Data provided:
⁂

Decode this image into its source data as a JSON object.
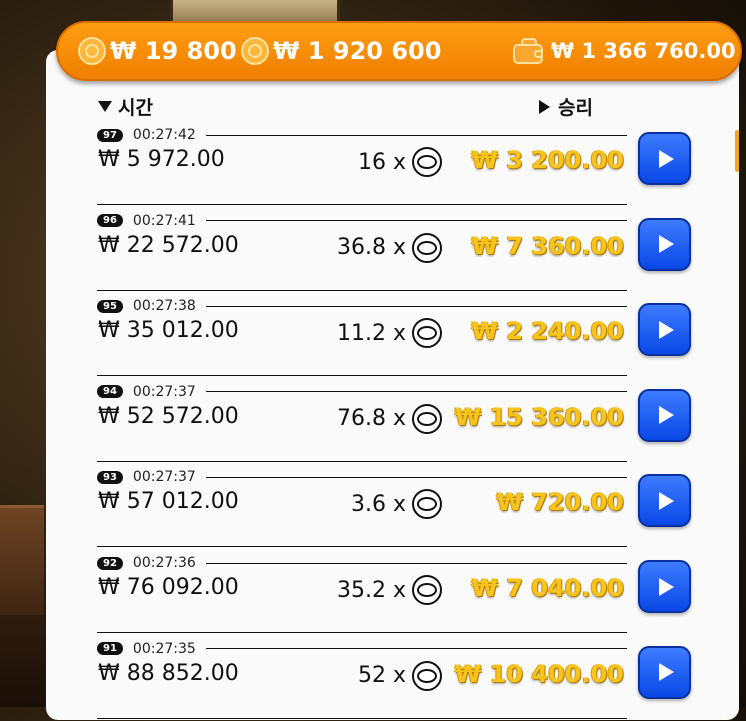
{
  "header": {
    "coin_balance": "₩ 19 800",
    "coin_total": "₩ 1 920 600",
    "wallet_balance": "₩ 1 366 760.00"
  },
  "columns": {
    "time_label": "시간",
    "win_label": "승리"
  },
  "rows": [
    {
      "round": "97",
      "time": "00:27:42",
      "bet": "₩ 5 972.00",
      "multiplier": "16 x",
      "win": "₩ 3 200.00"
    },
    {
      "round": "96",
      "time": "00:27:41",
      "bet": "₩ 22 572.00",
      "multiplier": "36.8 x",
      "win": "₩ 7 360.00"
    },
    {
      "round": "95",
      "time": "00:27:38",
      "bet": "₩ 35 012.00",
      "multiplier": "11.2 x",
      "win": "₩ 2 240.00"
    },
    {
      "round": "94",
      "time": "00:27:37",
      "bet": "₩ 52 572.00",
      "multiplier": "76.8 x",
      "win": "₩ 15 360.00"
    },
    {
      "round": "93",
      "time": "00:27:37",
      "bet": "₩ 57 012.00",
      "multiplier": "3.6 x",
      "win": "₩ 720.00"
    },
    {
      "round": "92",
      "time": "00:27:36",
      "bet": "₩ 76 092.00",
      "multiplier": "35.2 x",
      "win": "₩ 7 040.00"
    },
    {
      "round": "91",
      "time": "00:27:35",
      "bet": "₩ 88 852.00",
      "multiplier": "52 x",
      "win": "₩ 10 400.00"
    }
  ],
  "colors": {
    "header": "#ef7f00",
    "win_text": "#f7c31d",
    "play_button": "#0a48e6"
  }
}
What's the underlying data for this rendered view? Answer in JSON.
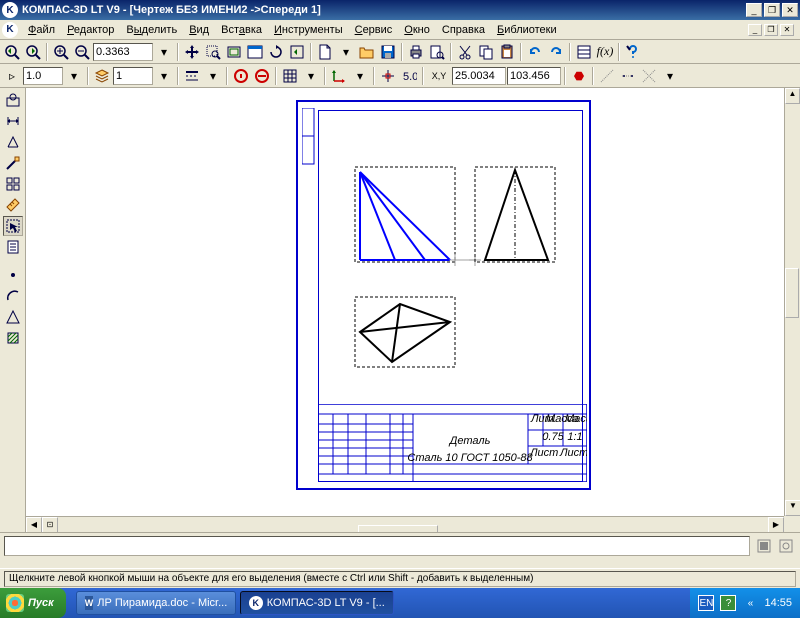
{
  "window": {
    "title": "КОМПАС-3D LT V9 - [Чертеж БЕЗ ИМЕНИ2 ->Спереди 1]",
    "app_icon": "K"
  },
  "menu": {
    "items": [
      {
        "label": "Файл",
        "u": 0
      },
      {
        "label": "Редактор",
        "u": 0
      },
      {
        "label": "Выделить",
        "u": 0
      },
      {
        "label": "Вид",
        "u": 0
      },
      {
        "label": "Вставка",
        "u": 0
      },
      {
        "label": "Инструменты",
        "u": 0
      },
      {
        "label": "Сервис",
        "u": 0
      },
      {
        "label": "Окно",
        "u": 0
      },
      {
        "label": "Справка",
        "u": 0
      },
      {
        "label": "Библиотеки",
        "u": 0
      }
    ]
  },
  "toolbar1": {
    "zoom_value": "0.3363"
  },
  "toolbar2": {
    "scale": "1.0",
    "layer": "1",
    "coord_x": "25.0034",
    "coord_y": "103.456"
  },
  "drawing": {
    "part_label": "Деталь",
    "material": "Сталь 10 ГОСТ 1050-88",
    "tb_val1": "0.75",
    "tb_val2": "1:1"
  },
  "statusbar": {
    "text": "Щелкните левой кнопкой мыши на объекте для его выделения (вместе с Ctrl или Shift - добавить к выделенным)"
  },
  "taskbar": {
    "start": "Пуск",
    "task1": "ЛР Пирамида.doc - Micr...",
    "task2": "КОМПАС-3D LT V9 - [...",
    "lang": "EN",
    "time": "14:55",
    "chevron": "«"
  }
}
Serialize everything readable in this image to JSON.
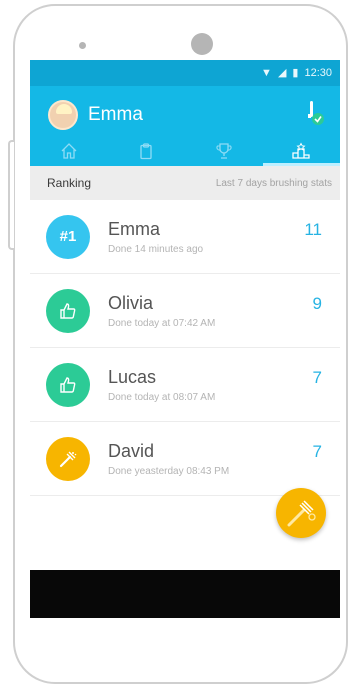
{
  "status_bar": {
    "time": "12:30"
  },
  "header": {
    "user_name": "Emma"
  },
  "tabs": [
    {
      "icon": "home-icon"
    },
    {
      "icon": "clipboard-icon"
    },
    {
      "icon": "trophy-icon"
    },
    {
      "icon": "podium-icon",
      "active": true
    }
  ],
  "ranking": {
    "title": "Ranking",
    "subtitle": "Last 7 days brushing stats"
  },
  "rows": [
    {
      "name": "Emma",
      "detail": "Done 14 minutes ago",
      "score": "11",
      "badge_text": "#1",
      "badge_color": "#35c5ef",
      "badge_icon": "rank-badge"
    },
    {
      "name": "Olivia",
      "detail": "Done today at  07:42 AM",
      "score": "9",
      "badge_color": "#2ccb96",
      "badge_icon": "thumbs-up-icon"
    },
    {
      "name": "Lucas",
      "detail": "Done today at 08:07 AM",
      "score": "7",
      "badge_color": "#2ccb96",
      "badge_icon": "thumbs-up-icon"
    },
    {
      "name": "David",
      "detail": "Done yeasterday 08:43 PM",
      "score": "7",
      "badge_color": "#f7b500",
      "badge_icon": "toothbrush-icon"
    }
  ],
  "colors": {
    "status_bar": "#0ea5d3",
    "header": "#14b8e6",
    "score": "#26b3e3",
    "fab": "#f7b500"
  }
}
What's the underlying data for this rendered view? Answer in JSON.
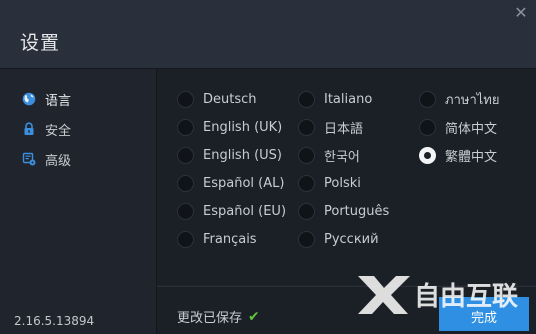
{
  "window": {
    "title": "设置",
    "close_glyph": "✕"
  },
  "sidebar": {
    "items": [
      {
        "label": "语言",
        "icon": "globe-icon",
        "active": true
      },
      {
        "label": "安全",
        "icon": "lock-icon",
        "active": false
      },
      {
        "label": "高级",
        "icon": "advanced-settings-icon",
        "active": false
      }
    ],
    "version": "2.16.5.13894"
  },
  "languages": [
    {
      "label": "Deutsch",
      "selected": false
    },
    {
      "label": "English (UK)",
      "selected": false
    },
    {
      "label": "English (US)",
      "selected": false
    },
    {
      "label": "Español (AL)",
      "selected": false
    },
    {
      "label": "Español (EU)",
      "selected": false
    },
    {
      "label": "Français",
      "selected": false
    },
    {
      "label": "Italiano",
      "selected": false
    },
    {
      "label": "日本語",
      "selected": false
    },
    {
      "label": "한국어",
      "selected": false
    },
    {
      "label": "Polski",
      "selected": false
    },
    {
      "label": "Português",
      "selected": false
    },
    {
      "label": "Русский",
      "selected": false
    },
    {
      "label": "ภาษาไทย",
      "selected": false
    },
    {
      "label": "简体中文",
      "selected": false
    },
    {
      "label": "繁體中文",
      "selected": true
    }
  ],
  "footer": {
    "saved_text": "更改已保存",
    "saved_icon": "checkmark-icon",
    "done_label": "完成"
  },
  "watermark": {
    "text": "自由互联"
  },
  "colors": {
    "accent": "#2f8fe2",
    "success": "#5dc43a",
    "header_bg": "#2a303b",
    "panel_bg": "#1b1f26"
  }
}
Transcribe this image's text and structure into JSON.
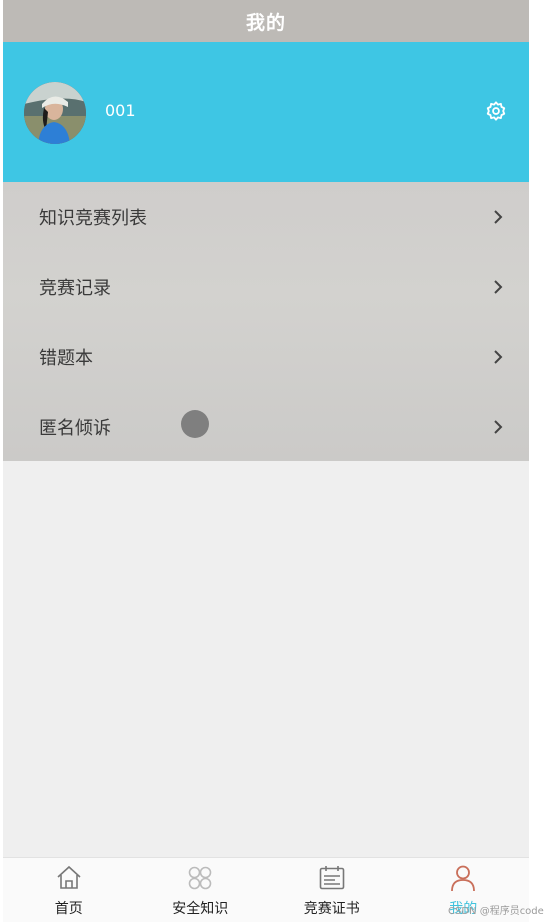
{
  "header": {
    "title": "我的"
  },
  "profile": {
    "username": "001",
    "avatar_icon": "avatar-photo",
    "settings_icon": "gear-icon"
  },
  "menu": {
    "items": [
      {
        "label": "知识竞赛列表"
      },
      {
        "label": "竞赛记录"
      },
      {
        "label": "错题本"
      },
      {
        "label": "匿名倾诉"
      }
    ]
  },
  "tabbar": {
    "tabs": [
      {
        "label": "首页",
        "icon": "home-icon"
      },
      {
        "label": "安全知识",
        "icon": "grid-icon"
      },
      {
        "label": "竞赛证书",
        "icon": "certificate-icon"
      },
      {
        "label": "我的",
        "icon": "user-icon",
        "active": true
      }
    ]
  },
  "watermark": "CSDN @程序员code",
  "colors": {
    "accent": "#3ec6e4",
    "title_bar": "#bdbab6",
    "tab_active": "#41c3dd"
  }
}
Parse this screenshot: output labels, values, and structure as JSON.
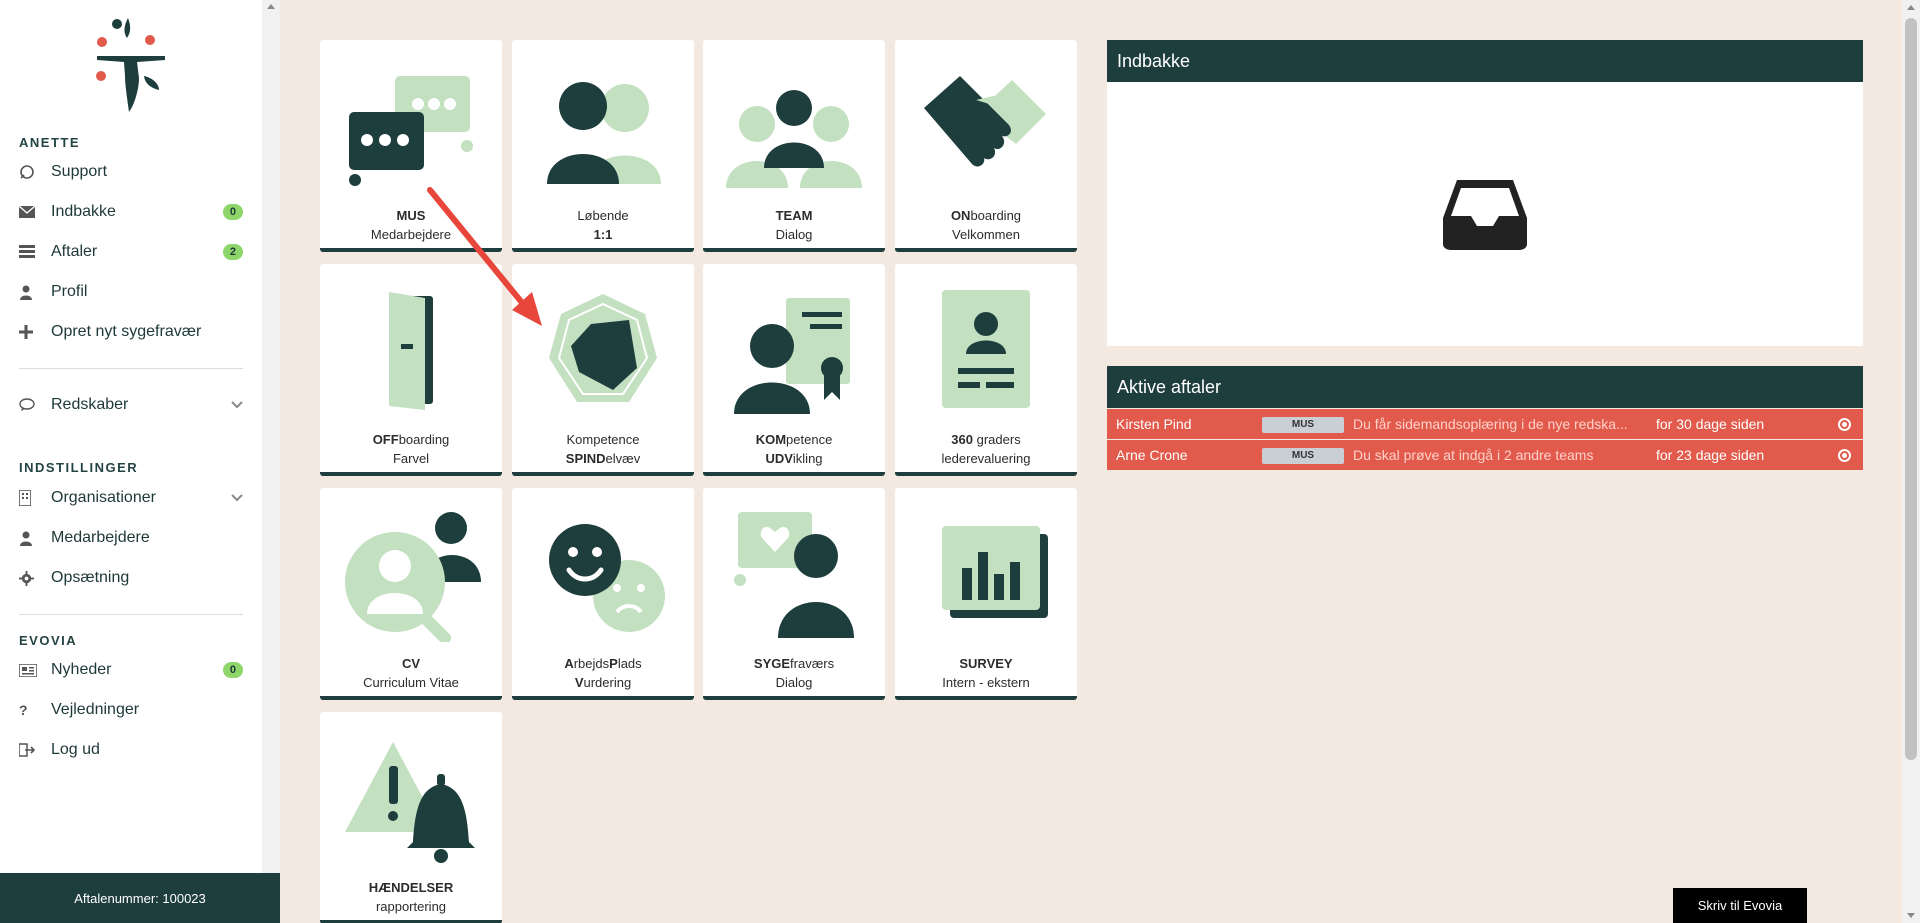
{
  "sidebar": {
    "user_section": "ANETTE",
    "items": [
      {
        "label": "Support",
        "icon": "support-icon"
      },
      {
        "label": "Indbakke",
        "icon": "envelope-icon",
        "badge": "0"
      },
      {
        "label": "Aftaler",
        "icon": "list-icon",
        "badge": "2"
      },
      {
        "label": "Profil",
        "icon": "user-icon"
      },
      {
        "label": "Opret nyt sygefravær",
        "icon": "plus-icon"
      }
    ],
    "tools": {
      "label": "Redskaber",
      "icon": "chat-bubble-icon"
    },
    "settings_section": "INDSTILLINGER",
    "settings_items": [
      {
        "label": "Organisationer",
        "icon": "building-icon"
      },
      {
        "label": "Medarbejdere",
        "icon": "user-icon"
      },
      {
        "label": "Opsætning",
        "icon": "gear-icon"
      }
    ],
    "evovia_section": "EVOVIA",
    "evovia_items": [
      {
        "label": "Nyheder",
        "icon": "newspaper-icon",
        "badge": "0"
      },
      {
        "label": "Vejledninger",
        "icon": "question-icon"
      },
      {
        "label": "Log ud",
        "icon": "logout-icon"
      }
    ],
    "footer": "Aftalenummer: 100023"
  },
  "tiles": [
    {
      "bold1": "MUS",
      "rest1": "",
      "bold2": "",
      "rest2": "Medarbejdere"
    },
    {
      "bold1": "",
      "rest1": "Løbende",
      "bold2": "1:1",
      "rest2": ""
    },
    {
      "bold1": "TEAM",
      "rest1": "",
      "bold2": "",
      "rest2": "Dialog"
    },
    {
      "bold1": "ON",
      "rest1": "boarding",
      "bold2": "",
      "rest2": "Velkommen"
    },
    {
      "bold1": "OFF",
      "rest1": "boarding",
      "bold2": "",
      "rest2": "Farvel"
    },
    {
      "bold1": "",
      "rest1": "Kompetence",
      "bold2": "SPIND",
      "rest2": "elvæv"
    },
    {
      "bold1": "KOM",
      "rest1": "petence",
      "bold2": "UDV",
      "rest2": "ikling"
    },
    {
      "bold1": "360",
      "rest1": " graders",
      "bold2": "",
      "rest2": "lederevaluering"
    },
    {
      "bold1": "CV",
      "rest1": "",
      "bold2": "",
      "rest2": "Curriculum Vitae"
    },
    {
      "line1_html_parts": [
        "A",
        "rbejds",
        "P",
        "lads"
      ],
      "bold2": "V",
      "rest2": "urdering"
    },
    {
      "bold1": "SYGE",
      "rest1": "fraværs",
      "bold2": "",
      "rest2": "Dialog"
    },
    {
      "bold1": "SURVEY",
      "rest1": "",
      "bold2": "",
      "rest2": "Intern - ekstern"
    },
    {
      "bold1": "HÆNDELSER",
      "rest1": "",
      "bold2": "",
      "rest2": "rapportering"
    }
  ],
  "inbox": {
    "title": "Indbakke"
  },
  "appointments": {
    "title": "Aktive aftaler",
    "rows": [
      {
        "name": "Kirsten Pind",
        "tag": "MUS",
        "desc": "Du får sidemandsoplæring i de nye redska...",
        "when": "for 30 dage siden"
      },
      {
        "name": "Arne Crone",
        "tag": "MUS",
        "desc": "Du skal prøve at indgå i 2 andre teams",
        "when": "for 23 dage siden"
      }
    ]
  },
  "write_button": "Skriv til Evovia",
  "colors": {
    "dark": "#1e3d3d",
    "light_green": "#c3e0c0",
    "accent_red": "#e15a4b",
    "badge_green": "#8ed56a",
    "background": "#f3e9e0"
  }
}
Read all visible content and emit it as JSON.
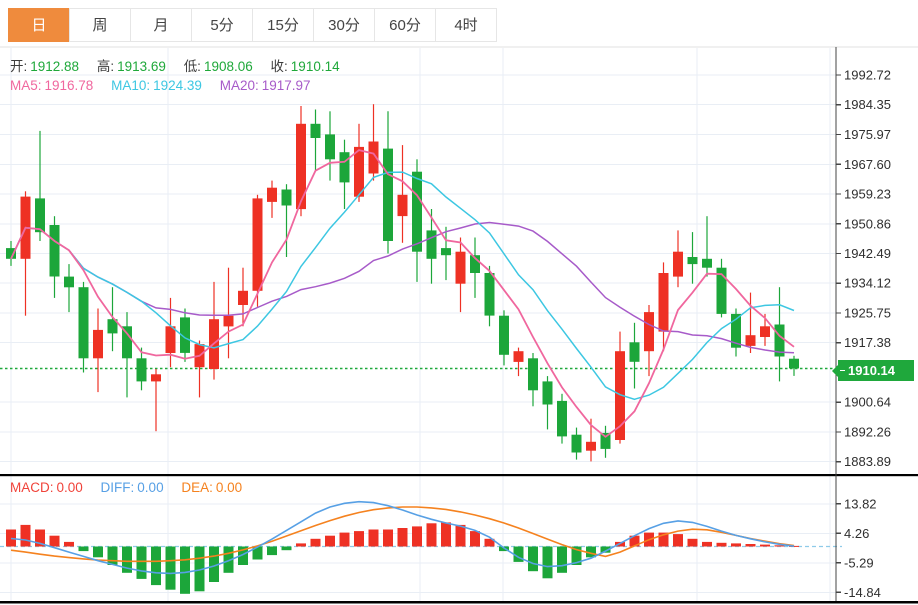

⁂

Goal: Search the records for the word "multiplier". Copy every line that has it.

Task solution:
      "multiplier": "16 x",
      "multiplier": "36.8 x",
      "multiplier": "11.2 x",
      "multiplier": "76.8 x",
      "multiplier": "3.6 x",
      "multiplier": "35.2 x",
      "multiplier": "52 x",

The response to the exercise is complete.